(Part of a data file)
— BEGIN —
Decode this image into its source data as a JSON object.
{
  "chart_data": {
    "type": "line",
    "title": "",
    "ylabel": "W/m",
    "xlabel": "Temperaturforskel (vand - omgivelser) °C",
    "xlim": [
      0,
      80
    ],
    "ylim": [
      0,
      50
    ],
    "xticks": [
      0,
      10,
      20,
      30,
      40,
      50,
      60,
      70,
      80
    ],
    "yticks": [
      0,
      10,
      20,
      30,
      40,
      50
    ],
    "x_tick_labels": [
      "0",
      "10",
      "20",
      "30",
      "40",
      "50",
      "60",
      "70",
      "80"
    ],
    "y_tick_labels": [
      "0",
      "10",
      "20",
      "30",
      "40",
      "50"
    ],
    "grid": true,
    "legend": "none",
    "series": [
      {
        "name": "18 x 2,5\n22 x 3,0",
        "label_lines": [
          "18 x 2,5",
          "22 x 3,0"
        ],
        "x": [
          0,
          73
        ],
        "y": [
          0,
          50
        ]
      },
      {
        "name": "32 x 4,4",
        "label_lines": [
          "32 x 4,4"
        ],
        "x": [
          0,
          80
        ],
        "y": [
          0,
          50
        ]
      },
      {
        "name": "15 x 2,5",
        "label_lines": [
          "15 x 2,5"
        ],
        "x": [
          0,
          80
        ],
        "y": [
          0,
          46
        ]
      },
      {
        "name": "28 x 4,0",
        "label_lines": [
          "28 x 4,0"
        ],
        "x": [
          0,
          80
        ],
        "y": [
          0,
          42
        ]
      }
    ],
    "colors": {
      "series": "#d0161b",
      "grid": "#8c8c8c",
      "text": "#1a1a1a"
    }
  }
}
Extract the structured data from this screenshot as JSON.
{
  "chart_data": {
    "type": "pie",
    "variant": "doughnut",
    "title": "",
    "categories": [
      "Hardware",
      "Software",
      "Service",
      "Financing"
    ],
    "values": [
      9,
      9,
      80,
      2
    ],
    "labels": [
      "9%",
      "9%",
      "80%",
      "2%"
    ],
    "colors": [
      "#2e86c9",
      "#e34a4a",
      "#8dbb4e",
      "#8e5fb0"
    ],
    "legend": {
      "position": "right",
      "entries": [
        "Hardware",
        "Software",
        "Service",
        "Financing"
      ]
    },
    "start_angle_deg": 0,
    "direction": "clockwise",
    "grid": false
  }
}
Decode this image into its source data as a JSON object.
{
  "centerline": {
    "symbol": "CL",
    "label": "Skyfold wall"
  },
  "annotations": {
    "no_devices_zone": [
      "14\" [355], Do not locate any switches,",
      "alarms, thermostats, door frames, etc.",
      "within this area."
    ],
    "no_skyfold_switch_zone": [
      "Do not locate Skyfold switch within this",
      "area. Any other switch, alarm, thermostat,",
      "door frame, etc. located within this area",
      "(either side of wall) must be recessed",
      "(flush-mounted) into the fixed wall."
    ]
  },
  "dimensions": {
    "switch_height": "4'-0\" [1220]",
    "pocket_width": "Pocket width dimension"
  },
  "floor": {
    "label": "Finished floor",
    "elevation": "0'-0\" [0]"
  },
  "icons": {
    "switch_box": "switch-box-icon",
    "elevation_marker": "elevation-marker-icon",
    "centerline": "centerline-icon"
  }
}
— END —
▶ [EXERCISE BRIEF]: Every entry should be printed again exactly as it stands.

▶ [CORRECT OUTPUT]:
Decode this image into its source data as a JSON object.
{
  "chart_data": {
    "type": "line",
    "title": "",
    "ylabel": "W/m",
    "xlabel": "Temperaturforskel (vand - omgivelser) °C",
    "xlim": [
      0,
      80
    ],
    "ylim": [
      0,
      50
    ],
    "xticks": [
      0,
      10,
      20,
      30,
      40,
      50,
      60,
      70,
      80
    ],
    "yticks": [
      0,
      10,
      20,
      30,
      40,
      50
    ],
    "x_tick_labels": [
      "0",
      "10",
      "20",
      "30",
      "40",
      "50",
      "60",
      "70",
      "80"
    ],
    "y_tick_labels": [
      "0",
      "10",
      "20",
      "30",
      "40",
      "50"
    ],
    "grid": true,
    "legend": "none",
    "series": [
      {
        "name": "18 x 2,5\n22 x 3,0",
        "label_lines": [
          "18 x 2,5",
          "22 x 3,0"
        ],
        "x": [
          0,
          73
        ],
        "y": [
          0,
          50
        ]
      },
      {
        "name": "32 x 4,4",
        "label_lines": [
          "32 x 4,4"
        ],
        "x": [
          0,
          80
        ],
        "y": [
          0,
          50
        ]
      },
      {
        "name": "15 x 2,5",
        "label_lines": [
          "15 x 2,5"
        ],
        "x": [
          0,
          80
        ],
        "y": [
          0,
          46
        ]
      },
      {
        "name": "28 x 4,0",
        "label_lines": [
          "28 x 4,0"
        ],
        "x": [
          0,
          80
        ],
        "y": [
          0,
          42
        ]
      }
    ],
    "colors": {
      "series": "#d0161b",
      "grid": "#8c8c8c",
      "text": "#1a1a1a"
    }
  }
}
Extract the structured data from this screenshot as JSON.
{
  "chart_data": {
    "type": "pie",
    "variant": "doughnut",
    "title": "",
    "categories": [
      "Hardware",
      "Software",
      "Service",
      "Financing"
    ],
    "values": [
      9,
      9,
      80,
      2
    ],
    "labels": [
      "9%",
      "9%",
      "80%",
      "2%"
    ],
    "colors": [
      "#2e86c9",
      "#e34a4a",
      "#8dbb4e",
      "#8e5fb0"
    ],
    "legend": {
      "position": "right",
      "entries": [
        "Hardware",
        "Software",
        "Service",
        "Financing"
      ]
    },
    "start_angle_deg": 0,
    "direction": "clockwise",
    "grid": false
  }
}
Decode this image into its source data as a JSON object.
{
  "centerline": {
    "symbol": "CL",
    "label": "Skyfold wall"
  },
  "annotations": {
    "no_devices_zone": [
      "14\" [355], Do not locate any switches,",
      "alarms, thermostats, door frames, etc.",
      "within this area."
    ],
    "no_skyfold_switch_zone": [
      "Do not locate Skyfold switch within this",
      "area. Any other switch, alarm, thermostat,",
      "door frame, etc. located within this area",
      "(either side of wall) must be recessed",
      "(flush-mounted) into the fixed wall."
    ]
  },
  "dimensions": {
    "switch_height": "4'-0\" [1220]",
    "pocket_width": "Pocket width dimension"
  },
  "floor": {
    "label": "Finished floor",
    "elevation": "0'-0\" [0]"
  },
  "icons": {
    "switch_box": "switch-box-icon",
    "elevation_marker": "elevation-marker-icon",
    "centerline": "centerline-icon"
  }
}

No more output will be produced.